**Aim**. Every record should be written out exactly, with the pictures left out.

**Supplied data**.
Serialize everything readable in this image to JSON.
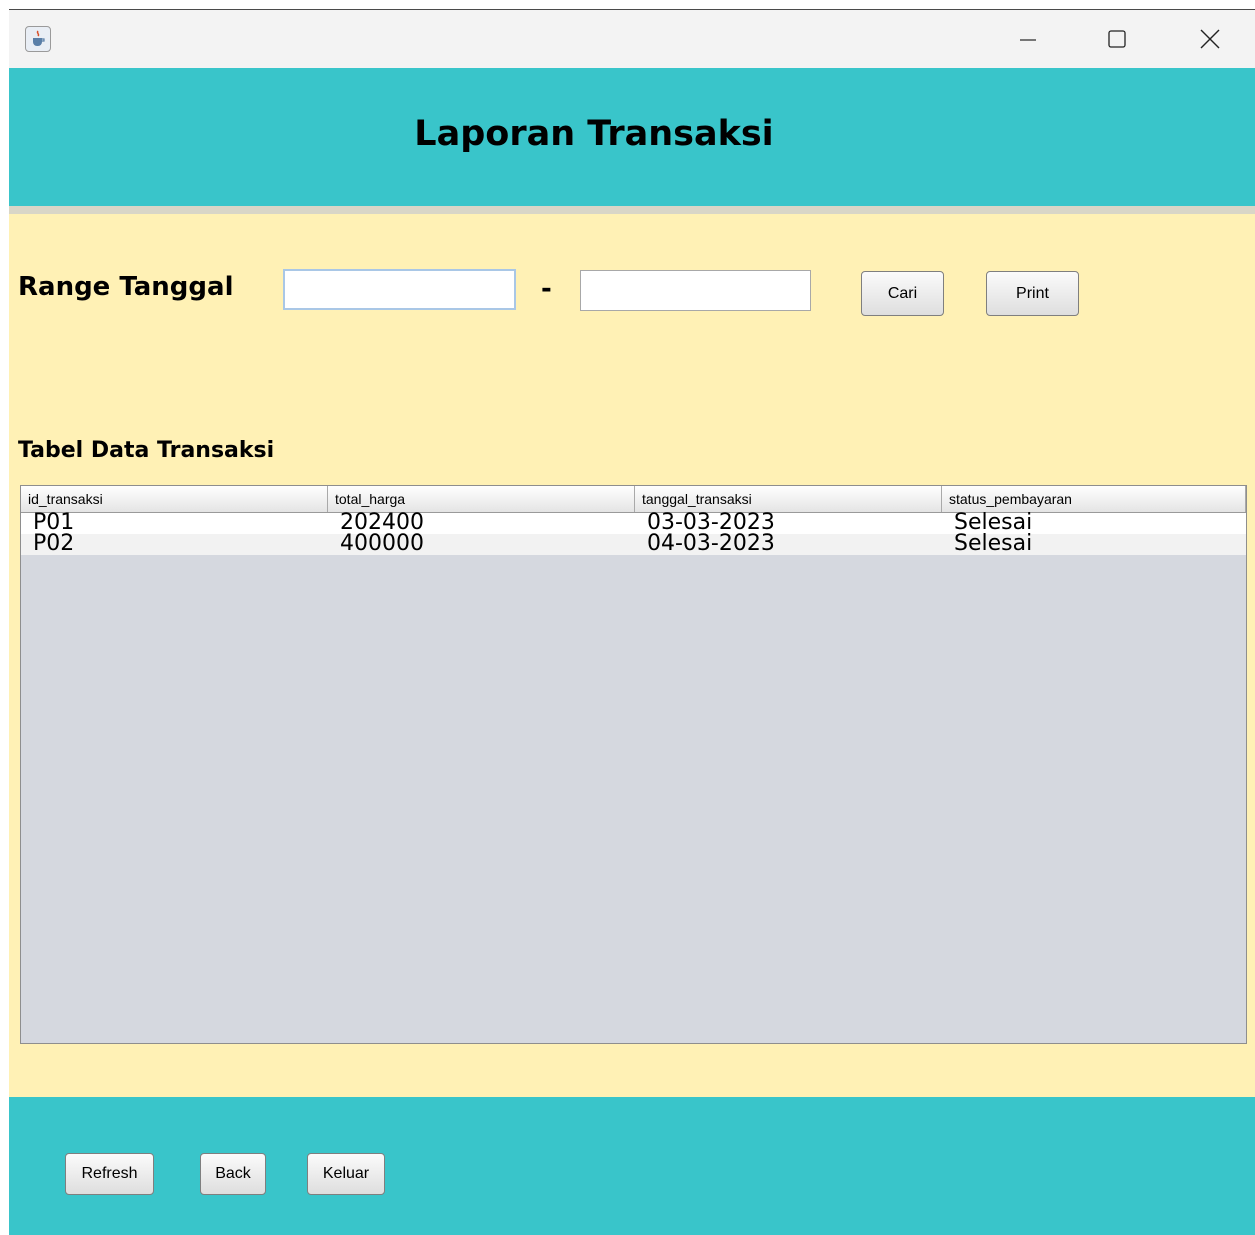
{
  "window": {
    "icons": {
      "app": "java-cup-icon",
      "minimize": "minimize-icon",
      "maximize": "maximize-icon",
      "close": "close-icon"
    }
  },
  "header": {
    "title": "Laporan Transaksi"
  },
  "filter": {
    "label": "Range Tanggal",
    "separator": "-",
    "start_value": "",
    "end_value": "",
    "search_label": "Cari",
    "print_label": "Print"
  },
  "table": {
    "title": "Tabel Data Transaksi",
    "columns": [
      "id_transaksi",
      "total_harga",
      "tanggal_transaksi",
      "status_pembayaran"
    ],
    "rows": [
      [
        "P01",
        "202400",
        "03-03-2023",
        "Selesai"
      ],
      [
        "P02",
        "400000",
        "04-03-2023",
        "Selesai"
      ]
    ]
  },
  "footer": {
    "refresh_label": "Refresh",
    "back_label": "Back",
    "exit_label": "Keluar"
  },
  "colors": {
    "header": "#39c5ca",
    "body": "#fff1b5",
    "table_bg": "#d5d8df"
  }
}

**Final answer**.
Serialize everything readable in this image to JSON.
{
  "window": {
    "icons": {
      "app": "java-cup-icon",
      "minimize": "minimize-icon",
      "maximize": "maximize-icon",
      "close": "close-icon"
    }
  },
  "header": {
    "title": "Laporan Transaksi"
  },
  "filter": {
    "label": "Range Tanggal",
    "separator": "-",
    "start_value": "",
    "end_value": "",
    "search_label": "Cari",
    "print_label": "Print"
  },
  "table": {
    "title": "Tabel Data Transaksi",
    "columns": [
      "id_transaksi",
      "total_harga",
      "tanggal_transaksi",
      "status_pembayaran"
    ],
    "rows": [
      [
        "P01",
        "202400",
        "03-03-2023",
        "Selesai"
      ],
      [
        "P02",
        "400000",
        "04-03-2023",
        "Selesai"
      ]
    ]
  },
  "footer": {
    "refresh_label": "Refresh",
    "back_label": "Back",
    "exit_label": "Keluar"
  },
  "colors": {
    "header": "#39c5ca",
    "body": "#fff1b5",
    "table_bg": "#d5d8df"
  }
}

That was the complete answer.